» TEXT TO READ:
───
Re: Weird behaviour with phrase queries

2011-01-26 Thread Jerome Renard
Hi Erick,

On Tue, Jan 25, 2011 at 1:38 PM, Erick Erickson erickerick...@gmail.comwrote:

 Frankly, this puzzles me. It *looks* like it should be OK. One warning, the
 analysis page sometimes is a bit misleading, so beware of that.

 But the output of your queries make it look like the query is parsing as
 you
 expect, which leaves the question of whether your index contains what
 you think it does. You might get a copy of Luke, which allows you to
 examine
 what's actually in your index instead of what you think is in there.
 Sometimes
 there are surprises here!


Bingo ! Some data were not in the index. Indexing them obviously fixed the
problem.


 I didn't mean to re-index your whole corpus, I was thinking that you could
 just index a few documents in a test index so you have something small to
 look at.

 Sorry I can't spot what's happening right away.


No worries, thanks for your support :)

-- 
Jérôme


Re: Weird behaviour with phrase queries

2011-01-25 Thread Erick Erickson
Frankly, this puzzles me. It *looks* like it should be OK. One warning, the
analysis page sometimes is a bit misleading, so beware of that.

But the output of your queries make it look like the query is parsing as you
expect, which leaves the question of whether your index contains what
you think it does. You might get a copy of Luke, which allows you to examine
what's actually in your index instead of what you think is in there.
Sometimes
there are surprises here!
───
» DATA EXTRACT:
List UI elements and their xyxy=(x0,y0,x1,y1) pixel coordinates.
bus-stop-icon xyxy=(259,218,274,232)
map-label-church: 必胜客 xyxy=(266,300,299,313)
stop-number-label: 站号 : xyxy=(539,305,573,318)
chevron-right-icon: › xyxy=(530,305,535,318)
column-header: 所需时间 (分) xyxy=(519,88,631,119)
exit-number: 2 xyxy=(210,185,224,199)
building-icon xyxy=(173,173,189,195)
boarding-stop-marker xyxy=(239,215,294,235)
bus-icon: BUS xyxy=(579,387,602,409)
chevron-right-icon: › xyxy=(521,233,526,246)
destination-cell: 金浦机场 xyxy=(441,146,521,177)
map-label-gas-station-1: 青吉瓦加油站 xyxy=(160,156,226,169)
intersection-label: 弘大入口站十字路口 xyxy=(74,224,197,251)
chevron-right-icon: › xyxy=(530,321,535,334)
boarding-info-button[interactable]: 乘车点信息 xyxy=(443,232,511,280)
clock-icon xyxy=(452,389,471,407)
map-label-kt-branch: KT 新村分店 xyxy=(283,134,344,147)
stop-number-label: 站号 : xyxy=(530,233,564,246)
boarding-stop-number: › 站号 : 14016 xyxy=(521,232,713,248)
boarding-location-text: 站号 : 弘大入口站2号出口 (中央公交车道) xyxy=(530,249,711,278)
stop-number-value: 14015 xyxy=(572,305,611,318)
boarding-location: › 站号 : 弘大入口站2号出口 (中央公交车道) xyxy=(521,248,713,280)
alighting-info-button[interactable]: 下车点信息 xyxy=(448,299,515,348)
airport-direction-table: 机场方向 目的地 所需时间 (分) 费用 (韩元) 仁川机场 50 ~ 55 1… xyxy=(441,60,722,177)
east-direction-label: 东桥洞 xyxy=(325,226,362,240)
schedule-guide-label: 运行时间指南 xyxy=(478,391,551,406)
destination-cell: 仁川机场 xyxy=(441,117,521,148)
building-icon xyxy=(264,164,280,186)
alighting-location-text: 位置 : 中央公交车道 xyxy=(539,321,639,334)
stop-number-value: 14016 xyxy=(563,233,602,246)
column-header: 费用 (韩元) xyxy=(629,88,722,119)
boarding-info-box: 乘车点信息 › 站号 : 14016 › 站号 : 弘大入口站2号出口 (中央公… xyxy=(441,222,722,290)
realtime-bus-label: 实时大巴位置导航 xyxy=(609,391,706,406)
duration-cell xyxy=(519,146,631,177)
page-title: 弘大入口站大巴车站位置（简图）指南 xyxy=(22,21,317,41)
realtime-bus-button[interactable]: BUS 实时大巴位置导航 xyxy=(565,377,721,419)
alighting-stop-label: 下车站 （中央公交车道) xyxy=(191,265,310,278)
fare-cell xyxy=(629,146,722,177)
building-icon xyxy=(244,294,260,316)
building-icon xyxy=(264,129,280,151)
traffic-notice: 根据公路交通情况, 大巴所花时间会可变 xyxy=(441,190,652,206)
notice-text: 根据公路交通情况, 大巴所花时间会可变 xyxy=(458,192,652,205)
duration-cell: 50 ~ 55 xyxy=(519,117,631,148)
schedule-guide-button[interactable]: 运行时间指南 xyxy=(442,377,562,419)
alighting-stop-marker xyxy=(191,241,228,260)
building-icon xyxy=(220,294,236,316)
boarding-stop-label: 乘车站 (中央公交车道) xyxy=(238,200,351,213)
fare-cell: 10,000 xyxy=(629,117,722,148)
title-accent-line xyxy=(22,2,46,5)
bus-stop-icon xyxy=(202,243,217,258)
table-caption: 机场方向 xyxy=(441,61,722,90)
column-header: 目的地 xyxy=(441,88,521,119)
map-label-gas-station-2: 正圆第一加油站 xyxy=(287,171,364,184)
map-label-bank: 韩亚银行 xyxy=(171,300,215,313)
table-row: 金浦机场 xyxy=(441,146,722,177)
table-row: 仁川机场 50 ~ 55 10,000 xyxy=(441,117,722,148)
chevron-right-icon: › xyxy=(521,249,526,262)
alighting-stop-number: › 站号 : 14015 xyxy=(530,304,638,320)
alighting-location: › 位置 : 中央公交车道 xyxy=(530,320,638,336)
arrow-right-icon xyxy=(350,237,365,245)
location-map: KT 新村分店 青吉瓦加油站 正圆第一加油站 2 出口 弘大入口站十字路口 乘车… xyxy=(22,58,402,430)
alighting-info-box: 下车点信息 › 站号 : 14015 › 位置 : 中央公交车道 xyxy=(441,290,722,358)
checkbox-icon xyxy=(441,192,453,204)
───
» REQUIRED ACTIONS:
A. In the thread on phrase queries, why does Erick suggest getting a copy of Luke?
B. Duplicate the stretch of the thread on phrase queries from "I didn't mean" through "happening right away.".

» THE REPLIES:
A. The query output suggests the query is parsing as expected. That leaves open whether the index contains what Jerome thinks it does. Luke lets him examine what is actually in the index instead of what he thinks is in there.

B.
I didn't mean to re-index your whole corpus, I was thinking that you could
 just index a few documents in a test index so you have something small to
 look at.

 Sorry I can't spot what's happening right away.